Document content entries ▸
----

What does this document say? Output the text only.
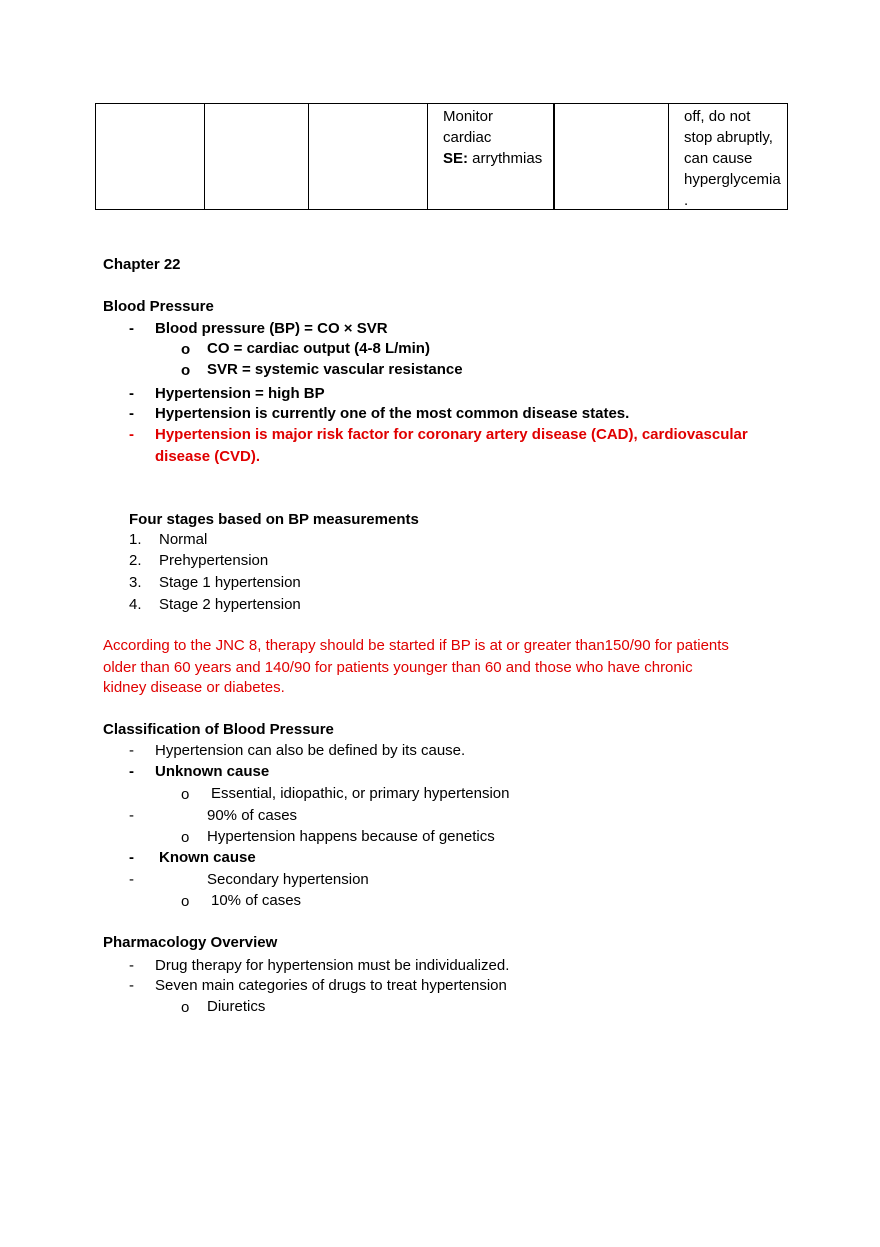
Monitor
cardiac
SE: arrythmias
off, do not
stop abruptly,
can cause
hyperglycemia
.
Chapter 22
Blood Pressure
- Blood pressure (BP) = CO × SVR
o CO = cardiac output (4-8 L/min)
o SVR = systemic vascular resistance
- Hypertension = high BP
- Hypertension is currently one of the most common disease states.
- Hypertension is major risk factor for coronary artery disease (CAD), cardiovascular
disease (CVD).
Four stages based on BP measurements
1. Normal
2. Prehypertension
3. Stage 1 hypertension
4. Stage 2 hypertension
According to the JNC 8, therapy should be started if BP is at or greater than150/90 for patients
older than 60 years and 140/90 for patients younger than 60 and those who have chronic
kidney disease or diabetes.
Classification of Blood Pressure
- Hypertension can also be defined by its cause.
- Unknown cause
o Essential, idiopathic, or primary hypertension
-	90% of cases
o Hypertension happens because of genetics
- Known cause
-	Secondary hypertension
o 10% of cases
Pharmacology Overview
- Drug therapy for hypertension must be individualized.
- Seven main categories of drugs to treat hypertension
o Diuretics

----

Directions for this task ▸ Please reproduce the entries from above exactly; images are not part of the copy.

Result ▸
What does this document say? Output the text only.
Monitor
cardiac
SE: arrythmias
off, do not
stop abruptly,
can cause
hyperglycemia
.
Chapter 22
Blood Pressure
- Blood pressure (BP) = CO × SVR
o CO = cardiac output (4-8 L/min)
o SVR = systemic vascular resistance
- Hypertension = high BP
- Hypertension is currently one of the most common disease states.
- Hypertension is major risk factor for coronary artery disease (CAD), cardiovascular
disease (CVD).
Four stages based on BP measurements
1. Normal
2. Prehypertension
3. Stage 1 hypertension
4. Stage 2 hypertension
According to the JNC 8, therapy should be started if BP is at or greater than150/90 for patients
older than 60 years and 140/90 for patients younger than 60 and those who have chronic
kidney disease or diabetes.
Classification of Blood Pressure
- Hypertension can also be defined by its cause.
- Unknown cause
o Essential, idiopathic, or primary hypertension
-	90% of cases
o Hypertension happens because of genetics
- Known cause
-	Secondary hypertension
o 10% of cases
Pharmacology Overview
- Drug therapy for hypertension must be individualized.
- Seven main categories of drugs to treat hypertension
o Diuretics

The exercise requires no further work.